(Collection entries)
-- Begin --
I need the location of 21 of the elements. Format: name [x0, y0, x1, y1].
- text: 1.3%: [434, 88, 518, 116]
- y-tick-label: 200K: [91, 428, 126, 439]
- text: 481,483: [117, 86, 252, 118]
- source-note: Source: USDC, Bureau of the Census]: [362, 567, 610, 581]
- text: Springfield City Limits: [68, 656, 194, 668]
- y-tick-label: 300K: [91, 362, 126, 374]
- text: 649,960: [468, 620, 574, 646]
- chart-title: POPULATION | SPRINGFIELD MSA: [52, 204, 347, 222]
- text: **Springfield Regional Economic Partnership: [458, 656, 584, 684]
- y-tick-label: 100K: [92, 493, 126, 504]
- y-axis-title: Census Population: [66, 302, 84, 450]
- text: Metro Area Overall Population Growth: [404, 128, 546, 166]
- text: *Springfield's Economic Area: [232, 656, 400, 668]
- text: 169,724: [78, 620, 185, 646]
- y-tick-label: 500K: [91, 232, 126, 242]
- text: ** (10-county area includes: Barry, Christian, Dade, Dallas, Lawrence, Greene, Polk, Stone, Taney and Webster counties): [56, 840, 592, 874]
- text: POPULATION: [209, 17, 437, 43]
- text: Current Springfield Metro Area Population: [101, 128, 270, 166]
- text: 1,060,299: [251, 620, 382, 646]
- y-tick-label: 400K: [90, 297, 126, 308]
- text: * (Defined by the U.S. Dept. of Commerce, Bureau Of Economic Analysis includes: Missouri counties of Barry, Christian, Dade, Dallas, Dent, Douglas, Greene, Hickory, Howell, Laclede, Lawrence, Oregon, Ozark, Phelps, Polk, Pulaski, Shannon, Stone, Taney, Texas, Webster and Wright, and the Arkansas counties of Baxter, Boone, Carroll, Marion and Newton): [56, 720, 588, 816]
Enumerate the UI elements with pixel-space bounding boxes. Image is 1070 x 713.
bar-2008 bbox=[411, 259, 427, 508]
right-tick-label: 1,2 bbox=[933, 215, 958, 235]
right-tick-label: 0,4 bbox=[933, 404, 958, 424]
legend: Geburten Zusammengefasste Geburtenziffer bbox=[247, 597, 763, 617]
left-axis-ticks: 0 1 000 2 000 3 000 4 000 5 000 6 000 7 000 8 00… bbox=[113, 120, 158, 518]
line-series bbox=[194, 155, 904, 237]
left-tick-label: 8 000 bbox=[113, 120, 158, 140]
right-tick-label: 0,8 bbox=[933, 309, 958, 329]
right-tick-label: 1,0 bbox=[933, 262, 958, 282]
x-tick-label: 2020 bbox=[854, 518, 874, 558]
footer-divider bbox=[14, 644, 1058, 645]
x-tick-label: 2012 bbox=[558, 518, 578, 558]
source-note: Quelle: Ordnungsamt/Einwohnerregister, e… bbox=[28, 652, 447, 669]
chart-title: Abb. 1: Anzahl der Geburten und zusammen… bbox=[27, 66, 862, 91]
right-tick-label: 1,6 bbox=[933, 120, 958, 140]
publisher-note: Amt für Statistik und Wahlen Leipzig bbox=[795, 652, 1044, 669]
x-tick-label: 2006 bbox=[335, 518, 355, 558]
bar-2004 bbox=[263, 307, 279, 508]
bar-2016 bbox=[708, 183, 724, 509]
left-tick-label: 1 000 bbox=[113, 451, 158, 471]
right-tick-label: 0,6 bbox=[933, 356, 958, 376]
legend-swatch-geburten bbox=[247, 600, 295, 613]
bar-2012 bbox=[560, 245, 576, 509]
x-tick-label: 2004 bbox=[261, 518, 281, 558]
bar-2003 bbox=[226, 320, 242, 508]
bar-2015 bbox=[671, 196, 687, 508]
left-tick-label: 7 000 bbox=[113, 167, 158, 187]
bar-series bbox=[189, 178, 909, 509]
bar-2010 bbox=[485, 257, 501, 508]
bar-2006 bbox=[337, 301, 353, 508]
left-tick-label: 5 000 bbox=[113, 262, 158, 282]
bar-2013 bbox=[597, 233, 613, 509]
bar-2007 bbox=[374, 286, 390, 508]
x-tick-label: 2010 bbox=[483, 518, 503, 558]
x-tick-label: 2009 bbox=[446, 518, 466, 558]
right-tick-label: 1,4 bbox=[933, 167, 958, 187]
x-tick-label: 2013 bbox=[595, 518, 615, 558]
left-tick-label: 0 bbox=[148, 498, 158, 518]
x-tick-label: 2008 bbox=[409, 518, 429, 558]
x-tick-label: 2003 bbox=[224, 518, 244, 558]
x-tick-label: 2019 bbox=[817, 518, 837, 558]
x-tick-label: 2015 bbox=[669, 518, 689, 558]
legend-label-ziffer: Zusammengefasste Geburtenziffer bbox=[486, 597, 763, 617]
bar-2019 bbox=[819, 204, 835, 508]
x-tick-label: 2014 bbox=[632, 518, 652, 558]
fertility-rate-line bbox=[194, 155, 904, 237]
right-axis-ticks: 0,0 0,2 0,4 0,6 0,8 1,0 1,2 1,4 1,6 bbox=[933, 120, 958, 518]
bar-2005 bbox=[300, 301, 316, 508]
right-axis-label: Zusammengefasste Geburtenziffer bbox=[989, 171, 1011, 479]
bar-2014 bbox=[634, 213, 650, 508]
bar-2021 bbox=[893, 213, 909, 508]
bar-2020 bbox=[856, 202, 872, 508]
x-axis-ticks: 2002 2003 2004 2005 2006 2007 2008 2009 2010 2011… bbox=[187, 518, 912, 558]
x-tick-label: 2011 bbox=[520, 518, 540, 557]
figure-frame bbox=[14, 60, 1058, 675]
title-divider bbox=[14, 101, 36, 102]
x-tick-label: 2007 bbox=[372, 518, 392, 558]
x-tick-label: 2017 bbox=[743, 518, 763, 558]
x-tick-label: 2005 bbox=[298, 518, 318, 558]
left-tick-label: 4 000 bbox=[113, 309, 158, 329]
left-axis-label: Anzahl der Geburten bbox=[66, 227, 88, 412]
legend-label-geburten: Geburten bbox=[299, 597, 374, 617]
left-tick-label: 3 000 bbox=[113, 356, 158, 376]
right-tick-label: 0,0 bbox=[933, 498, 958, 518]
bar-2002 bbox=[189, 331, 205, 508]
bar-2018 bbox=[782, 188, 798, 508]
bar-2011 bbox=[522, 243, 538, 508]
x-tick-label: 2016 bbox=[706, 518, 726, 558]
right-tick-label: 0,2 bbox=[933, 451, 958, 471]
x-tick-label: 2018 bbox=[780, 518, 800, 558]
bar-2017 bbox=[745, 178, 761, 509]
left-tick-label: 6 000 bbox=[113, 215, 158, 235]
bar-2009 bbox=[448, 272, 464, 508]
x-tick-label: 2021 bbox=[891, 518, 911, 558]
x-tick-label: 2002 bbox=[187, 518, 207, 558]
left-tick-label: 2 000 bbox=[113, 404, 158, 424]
-- End --
Problem requirements: Pull out every line above that contains the word `ticks`, matching case exactly.

Full solution:
left-axis-ticks: 0 1 000 2 000 3 000 4 000 5 000 6 000 7 000 8 00… bbox=[113, 120, 158, 518]
right-axis-ticks: 0,0 0,2 0,4 0,6 0,8 1,0 1,2 1,4 1,6 bbox=[933, 120, 958, 518]
x-axis-ticks: 2002 2003 2004 2005 2006 2007 2008 2009 2010 2011… bbox=[187, 518, 912, 558]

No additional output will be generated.